** Material shown **
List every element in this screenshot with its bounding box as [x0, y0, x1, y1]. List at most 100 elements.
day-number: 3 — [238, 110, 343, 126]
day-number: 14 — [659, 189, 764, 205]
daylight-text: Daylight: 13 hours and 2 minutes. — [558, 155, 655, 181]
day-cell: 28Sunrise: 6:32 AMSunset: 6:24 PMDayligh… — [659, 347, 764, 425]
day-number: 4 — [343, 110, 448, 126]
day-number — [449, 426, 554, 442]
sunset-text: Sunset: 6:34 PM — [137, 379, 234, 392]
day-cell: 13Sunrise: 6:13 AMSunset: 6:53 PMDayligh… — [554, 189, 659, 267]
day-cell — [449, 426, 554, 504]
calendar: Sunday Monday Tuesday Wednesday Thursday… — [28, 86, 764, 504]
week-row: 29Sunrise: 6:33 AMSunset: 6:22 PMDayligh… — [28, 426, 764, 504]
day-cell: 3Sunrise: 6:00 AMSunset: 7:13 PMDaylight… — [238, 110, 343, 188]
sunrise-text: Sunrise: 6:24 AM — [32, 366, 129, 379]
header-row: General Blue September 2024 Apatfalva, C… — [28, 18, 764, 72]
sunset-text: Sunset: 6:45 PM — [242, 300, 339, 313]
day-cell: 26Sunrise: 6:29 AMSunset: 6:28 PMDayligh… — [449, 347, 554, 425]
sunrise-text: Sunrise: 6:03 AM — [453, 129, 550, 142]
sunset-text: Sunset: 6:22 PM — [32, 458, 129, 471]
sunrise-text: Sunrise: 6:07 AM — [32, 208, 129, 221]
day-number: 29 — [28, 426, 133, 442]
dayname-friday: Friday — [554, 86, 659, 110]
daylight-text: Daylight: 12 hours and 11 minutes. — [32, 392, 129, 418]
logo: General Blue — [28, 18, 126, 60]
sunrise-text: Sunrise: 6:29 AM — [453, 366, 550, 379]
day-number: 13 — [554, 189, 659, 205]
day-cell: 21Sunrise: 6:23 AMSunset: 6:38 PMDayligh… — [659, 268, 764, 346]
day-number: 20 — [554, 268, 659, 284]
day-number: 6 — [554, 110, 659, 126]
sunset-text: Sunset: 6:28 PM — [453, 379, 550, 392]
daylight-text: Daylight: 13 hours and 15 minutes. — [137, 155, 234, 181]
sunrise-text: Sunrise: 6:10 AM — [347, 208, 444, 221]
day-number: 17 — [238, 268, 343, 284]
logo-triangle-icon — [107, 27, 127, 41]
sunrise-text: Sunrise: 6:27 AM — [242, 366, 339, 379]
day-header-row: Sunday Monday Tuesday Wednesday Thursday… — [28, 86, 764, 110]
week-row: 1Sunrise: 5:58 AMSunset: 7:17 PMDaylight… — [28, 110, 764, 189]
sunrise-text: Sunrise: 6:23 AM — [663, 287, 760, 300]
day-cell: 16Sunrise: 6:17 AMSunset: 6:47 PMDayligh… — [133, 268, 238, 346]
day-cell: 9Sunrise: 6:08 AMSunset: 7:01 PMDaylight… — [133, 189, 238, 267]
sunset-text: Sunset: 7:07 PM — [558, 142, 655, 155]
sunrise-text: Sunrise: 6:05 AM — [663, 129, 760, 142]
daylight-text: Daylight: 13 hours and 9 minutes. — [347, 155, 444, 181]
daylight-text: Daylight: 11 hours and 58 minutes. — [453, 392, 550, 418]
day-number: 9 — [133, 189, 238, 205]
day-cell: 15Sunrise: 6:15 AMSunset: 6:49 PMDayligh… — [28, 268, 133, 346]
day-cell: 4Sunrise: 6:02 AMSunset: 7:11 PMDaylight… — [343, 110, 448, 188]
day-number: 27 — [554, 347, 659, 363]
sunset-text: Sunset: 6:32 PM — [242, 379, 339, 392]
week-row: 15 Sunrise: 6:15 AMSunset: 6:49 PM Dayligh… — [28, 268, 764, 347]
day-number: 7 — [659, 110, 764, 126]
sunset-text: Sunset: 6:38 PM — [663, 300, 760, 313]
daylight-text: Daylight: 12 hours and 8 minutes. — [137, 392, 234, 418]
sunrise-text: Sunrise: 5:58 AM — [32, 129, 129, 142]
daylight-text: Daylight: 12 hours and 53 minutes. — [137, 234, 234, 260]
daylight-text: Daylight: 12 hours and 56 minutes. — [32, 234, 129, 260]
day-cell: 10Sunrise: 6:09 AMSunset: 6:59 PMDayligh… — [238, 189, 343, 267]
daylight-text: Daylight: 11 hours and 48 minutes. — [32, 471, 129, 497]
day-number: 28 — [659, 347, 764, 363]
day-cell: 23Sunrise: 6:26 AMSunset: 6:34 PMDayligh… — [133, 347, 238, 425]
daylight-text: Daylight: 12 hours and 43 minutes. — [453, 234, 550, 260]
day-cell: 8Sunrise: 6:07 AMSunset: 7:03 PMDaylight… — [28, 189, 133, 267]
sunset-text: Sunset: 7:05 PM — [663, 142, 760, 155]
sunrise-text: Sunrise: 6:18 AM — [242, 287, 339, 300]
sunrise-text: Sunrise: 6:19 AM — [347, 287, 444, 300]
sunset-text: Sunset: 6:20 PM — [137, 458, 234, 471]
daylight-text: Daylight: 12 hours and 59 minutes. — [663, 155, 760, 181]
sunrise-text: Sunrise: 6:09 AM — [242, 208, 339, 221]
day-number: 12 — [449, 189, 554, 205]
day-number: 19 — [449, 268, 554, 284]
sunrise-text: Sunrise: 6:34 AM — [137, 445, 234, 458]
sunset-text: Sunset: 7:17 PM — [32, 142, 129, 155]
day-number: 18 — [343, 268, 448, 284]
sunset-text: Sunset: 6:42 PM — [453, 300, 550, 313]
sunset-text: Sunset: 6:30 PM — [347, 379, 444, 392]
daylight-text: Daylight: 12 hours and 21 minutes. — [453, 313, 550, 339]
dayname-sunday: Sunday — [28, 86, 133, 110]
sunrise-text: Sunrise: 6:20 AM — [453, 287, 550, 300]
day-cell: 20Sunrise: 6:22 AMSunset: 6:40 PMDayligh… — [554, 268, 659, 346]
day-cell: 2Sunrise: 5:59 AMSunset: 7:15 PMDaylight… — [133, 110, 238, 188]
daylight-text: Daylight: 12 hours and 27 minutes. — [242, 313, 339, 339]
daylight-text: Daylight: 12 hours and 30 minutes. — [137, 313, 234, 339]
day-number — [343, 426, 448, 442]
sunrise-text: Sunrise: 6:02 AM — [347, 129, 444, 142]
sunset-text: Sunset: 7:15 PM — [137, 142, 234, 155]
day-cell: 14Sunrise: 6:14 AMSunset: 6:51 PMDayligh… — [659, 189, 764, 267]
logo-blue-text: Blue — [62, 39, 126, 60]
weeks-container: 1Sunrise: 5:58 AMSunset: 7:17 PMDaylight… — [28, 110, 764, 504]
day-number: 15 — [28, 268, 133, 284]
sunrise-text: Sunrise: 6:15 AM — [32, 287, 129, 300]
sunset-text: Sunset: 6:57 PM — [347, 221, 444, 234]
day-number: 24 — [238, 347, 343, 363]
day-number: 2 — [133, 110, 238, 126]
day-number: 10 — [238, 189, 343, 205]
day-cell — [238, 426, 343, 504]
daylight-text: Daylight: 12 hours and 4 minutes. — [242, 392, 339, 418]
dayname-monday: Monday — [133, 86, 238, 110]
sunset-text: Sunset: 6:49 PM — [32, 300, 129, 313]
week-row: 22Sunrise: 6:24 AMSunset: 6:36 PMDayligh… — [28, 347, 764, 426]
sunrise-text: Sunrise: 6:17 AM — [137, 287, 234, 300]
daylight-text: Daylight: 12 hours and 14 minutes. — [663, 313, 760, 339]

** Set task **
Copy the rows above word for word, starting with the first row and ending with the line that contains "sunset-text: Sunset: 6:22", both included.

** Finished exercise **
List every element in this screenshot with its bounding box as [x0, y0, x1, y1]. List at most 100 elements.
day-number: 3 — [238, 110, 343, 126]
day-number: 14 — [659, 189, 764, 205]
daylight-text: Daylight: 13 hours and 2 minutes. — [558, 155, 655, 181]
day-cell: 28Sunrise: 6:32 AMSunset: 6:24 PMDayligh… — [659, 347, 764, 425]
day-number: 4 — [343, 110, 448, 126]
day-number — [449, 426, 554, 442]
sunset-text: Sunset: 6:34 PM — [137, 379, 234, 392]
day-cell: 13Sunrise: 6:13 AMSunset: 6:53 PMDayligh… — [554, 189, 659, 267]
day-cell — [449, 426, 554, 504]
calendar: Sunday Monday Tuesday Wednesday Thursday… — [28, 86, 764, 504]
week-row: 29Sunrise: 6:33 AMSunset: 6:22 PMDayligh… — [28, 426, 764, 504]
day-cell: 3Sunrise: 6:00 AMSunset: 7:13 PMDaylight… — [238, 110, 343, 188]
sunrise-text: Sunrise: 6:24 AM — [32, 366, 129, 379]
header-row: General Blue September 2024 Apatfalva, C… — [28, 18, 764, 72]
sunset-text: Sunset: 6:45 PM — [242, 300, 339, 313]
day-cell: 26Sunrise: 6:29 AMSunset: 6:28 PMDayligh… — [449, 347, 554, 425]
sunrise-text: Sunrise: 6:03 AM — [453, 129, 550, 142]
sunset-text: Sunset: 6:22 PM — [32, 458, 129, 471]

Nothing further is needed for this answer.